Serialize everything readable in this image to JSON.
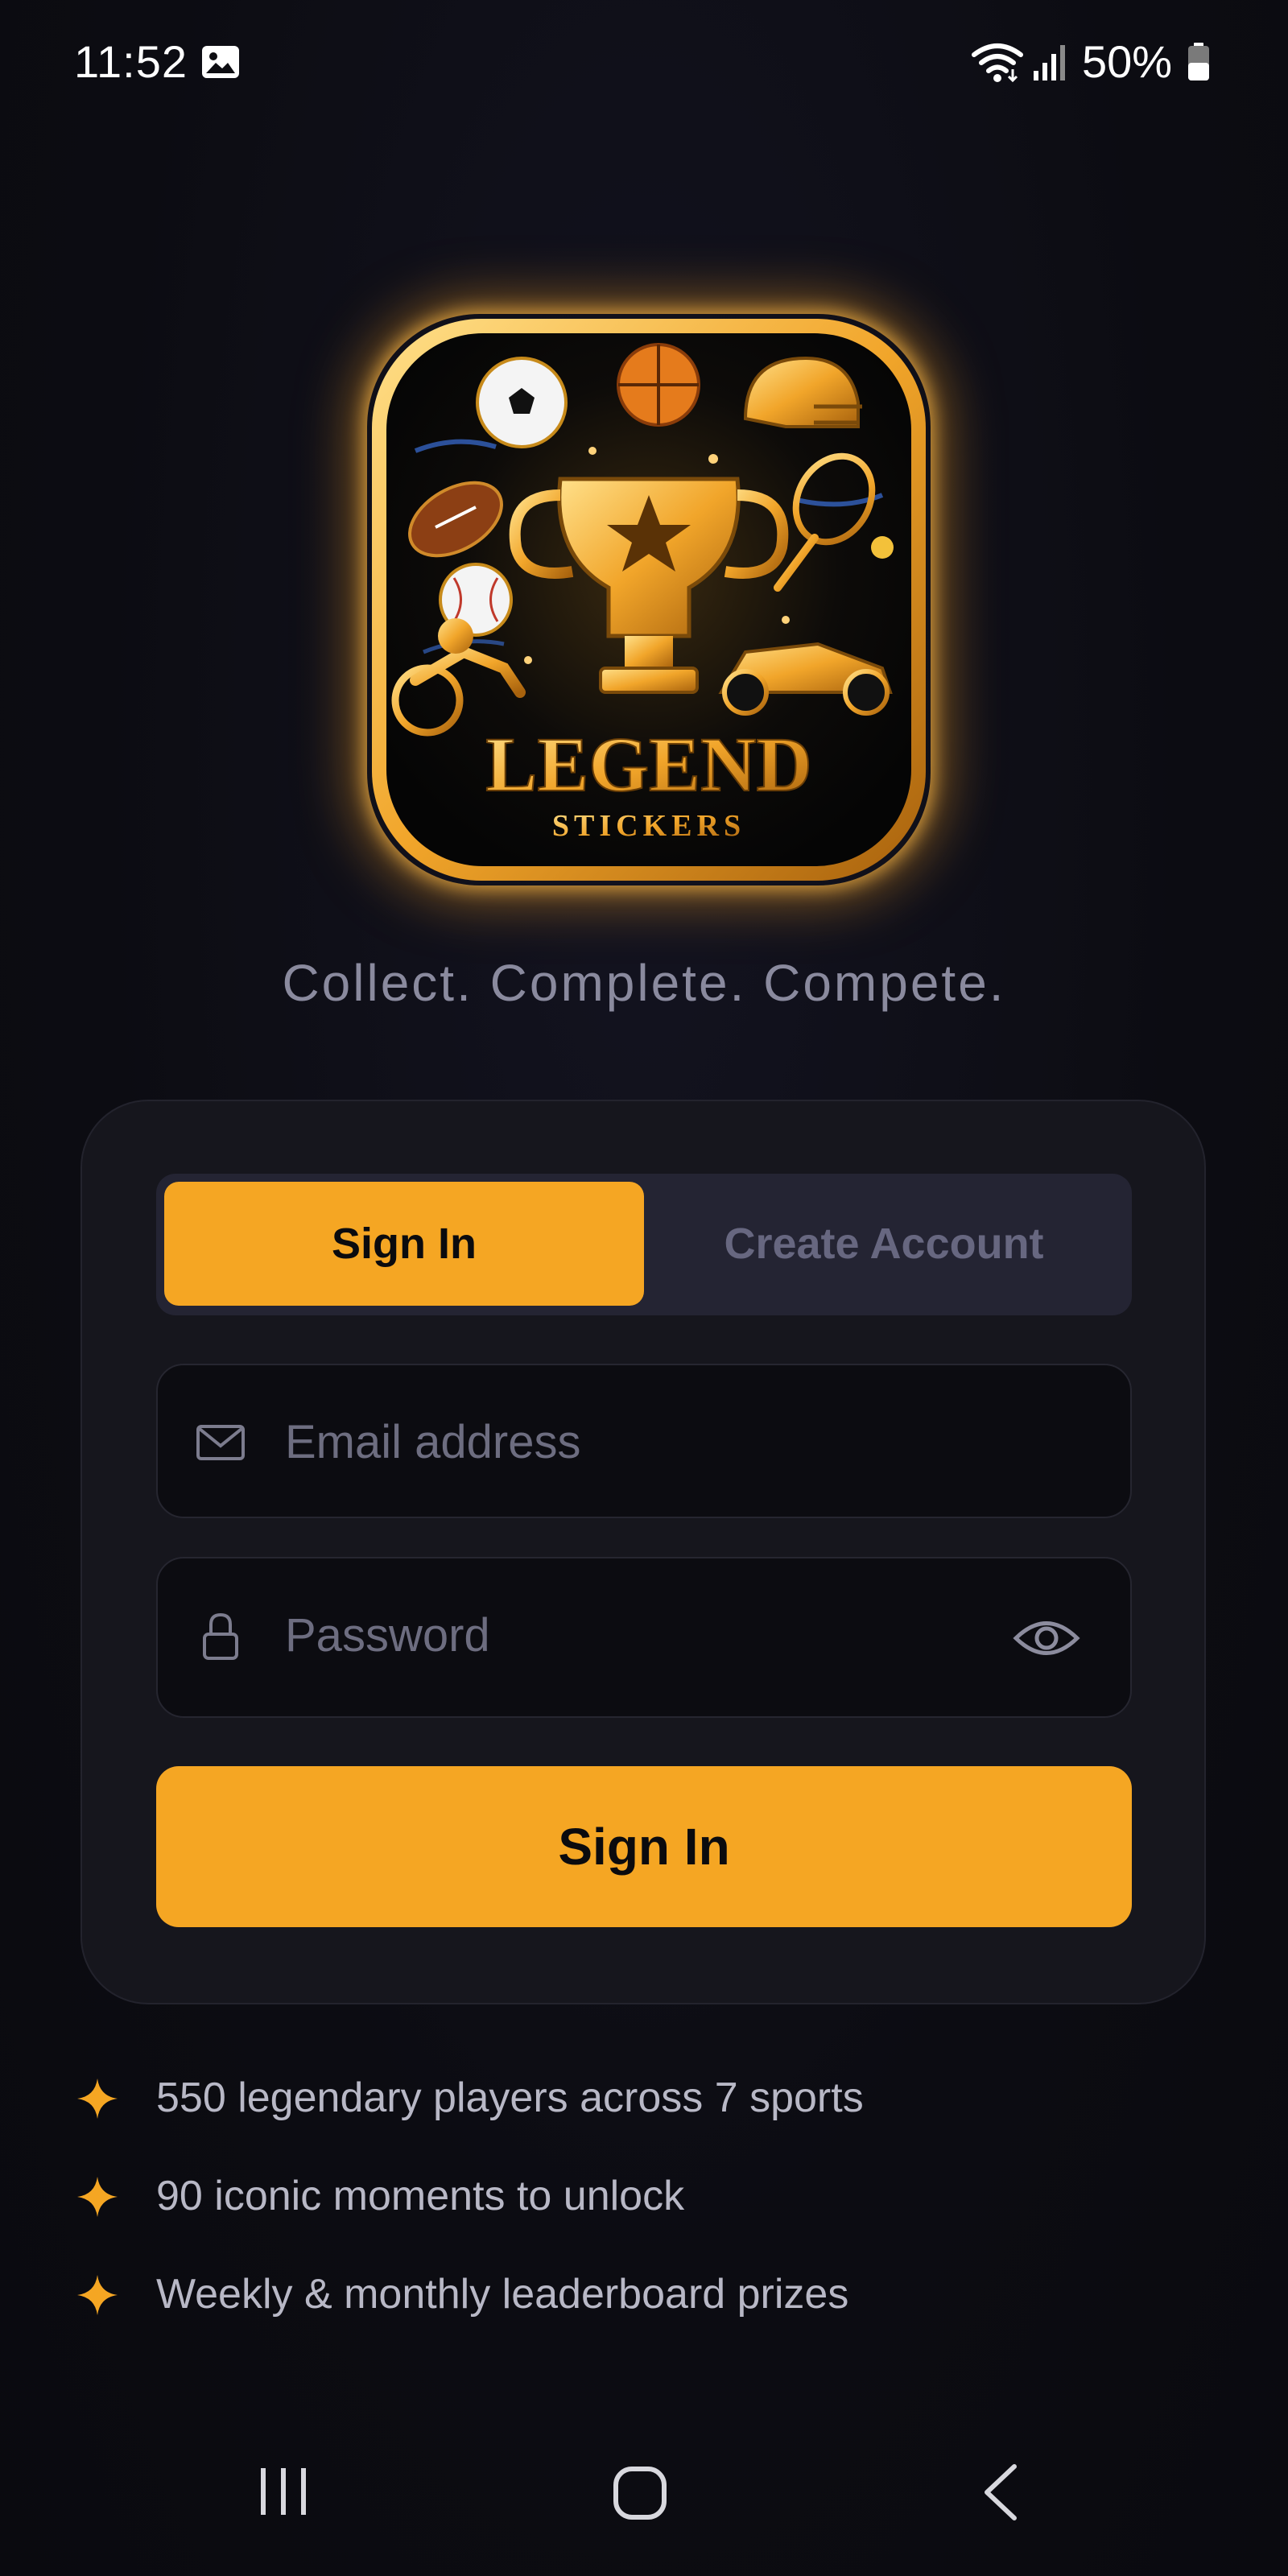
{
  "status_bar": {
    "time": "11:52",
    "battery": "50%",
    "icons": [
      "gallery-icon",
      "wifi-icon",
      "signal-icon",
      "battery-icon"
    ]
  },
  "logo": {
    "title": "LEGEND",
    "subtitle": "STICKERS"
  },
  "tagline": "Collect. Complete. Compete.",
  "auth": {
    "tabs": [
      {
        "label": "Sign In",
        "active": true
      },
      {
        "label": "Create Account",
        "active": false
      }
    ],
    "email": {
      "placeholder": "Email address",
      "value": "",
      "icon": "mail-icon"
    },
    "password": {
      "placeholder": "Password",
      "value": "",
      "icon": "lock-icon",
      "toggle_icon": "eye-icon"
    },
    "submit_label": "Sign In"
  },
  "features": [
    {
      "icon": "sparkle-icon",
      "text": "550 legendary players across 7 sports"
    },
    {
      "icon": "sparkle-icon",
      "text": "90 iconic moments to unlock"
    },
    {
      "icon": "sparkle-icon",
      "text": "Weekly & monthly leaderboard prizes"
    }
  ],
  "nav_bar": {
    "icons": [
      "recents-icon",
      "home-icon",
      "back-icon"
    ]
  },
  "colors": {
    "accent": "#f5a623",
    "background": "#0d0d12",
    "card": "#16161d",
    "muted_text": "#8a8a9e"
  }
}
* * *
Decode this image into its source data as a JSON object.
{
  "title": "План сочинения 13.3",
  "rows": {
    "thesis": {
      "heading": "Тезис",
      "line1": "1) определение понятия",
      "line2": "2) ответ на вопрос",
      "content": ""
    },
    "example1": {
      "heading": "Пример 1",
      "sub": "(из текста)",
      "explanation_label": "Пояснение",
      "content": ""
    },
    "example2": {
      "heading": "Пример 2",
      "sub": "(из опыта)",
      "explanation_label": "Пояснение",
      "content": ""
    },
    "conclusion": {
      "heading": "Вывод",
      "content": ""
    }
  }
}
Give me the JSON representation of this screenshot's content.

**Set exercise**
Your task is to extract exactly the lines starting at the line with "Decode this image" and ending at the line with "Give me the", including both ends, and no other lines.

**The solution**
Decode this image into its source data as a JSON object.
{
  "title": "План сочинения 13.3",
  "rows": {
    "thesis": {
      "heading": "Тезис",
      "line1": "1) определение понятия",
      "line2": "2) ответ на вопрос",
      "content": ""
    },
    "example1": {
      "heading": "Пример 1",
      "sub": "(из текста)",
      "explanation_label": "Пояснение",
      "content": ""
    },
    "example2": {
      "heading": "Пример 2",
      "sub": "(из опыта)",
      "explanation_label": "Пояснение",
      "content": ""
    },
    "conclusion": {
      "heading": "Вывод",
      "content": ""
    }
  }
}
Give me the JSON representation of this screenshot's content.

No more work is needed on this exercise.